Extracted records
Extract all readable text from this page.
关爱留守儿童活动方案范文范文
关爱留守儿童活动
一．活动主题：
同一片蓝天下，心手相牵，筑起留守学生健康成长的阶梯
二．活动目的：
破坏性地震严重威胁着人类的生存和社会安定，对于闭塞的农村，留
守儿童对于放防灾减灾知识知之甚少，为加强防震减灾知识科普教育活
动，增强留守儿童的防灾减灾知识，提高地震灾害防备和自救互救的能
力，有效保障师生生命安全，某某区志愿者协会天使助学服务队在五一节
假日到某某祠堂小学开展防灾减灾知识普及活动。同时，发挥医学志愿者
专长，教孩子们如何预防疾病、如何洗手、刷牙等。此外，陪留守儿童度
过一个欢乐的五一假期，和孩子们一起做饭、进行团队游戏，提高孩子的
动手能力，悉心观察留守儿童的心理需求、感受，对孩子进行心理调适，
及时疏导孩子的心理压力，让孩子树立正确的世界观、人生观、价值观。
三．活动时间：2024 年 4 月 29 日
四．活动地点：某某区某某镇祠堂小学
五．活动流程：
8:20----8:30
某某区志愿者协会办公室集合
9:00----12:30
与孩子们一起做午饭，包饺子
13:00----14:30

- Requirement: Repeat every record, exactly as written.

- Output below:
Extract all readable text from this page.
关爱留守儿童活动方案范文范文
关爱留守儿童活动
一．活动主题：
同一片蓝天下，心手相牵，筑起留守学生健康成长的阶梯
二．活动目的：
破坏性地震严重威胁着人类的生存和社会安定，对于闭塞的农村，留
守儿童对于放防灾减灾知识知之甚少，为加强防震减灾知识科普教育活
动，增强留守儿童的防灾减灾知识，提高地震灾害防备和自救互救的能
力，有效保障师生生命安全，某某区志愿者协会天使助学服务队在五一节
假日到某某祠堂小学开展防灾减灾知识普及活动。同时，发挥医学志愿者
专长，教孩子们如何预防疾病、如何洗手、刷牙等。此外，陪留守儿童度
过一个欢乐的五一假期，和孩子们一起做饭、进行团队游戏，提高孩子的
动手能力，悉心观察留守儿童的心理需求、感受，对孩子进行心理调适，
及时疏导孩子的心理压力，让孩子树立正确的世界观、人生观、价值观。
三．活动时间：2024 年 4 月 29 日
四．活动地点：某某区某某镇祠堂小学
五．活动流程：
8:20----8:30
某某区志愿者协会办公室集合
9:00----12:30
与孩子们一起做午饭，包饺子
13:00----14:30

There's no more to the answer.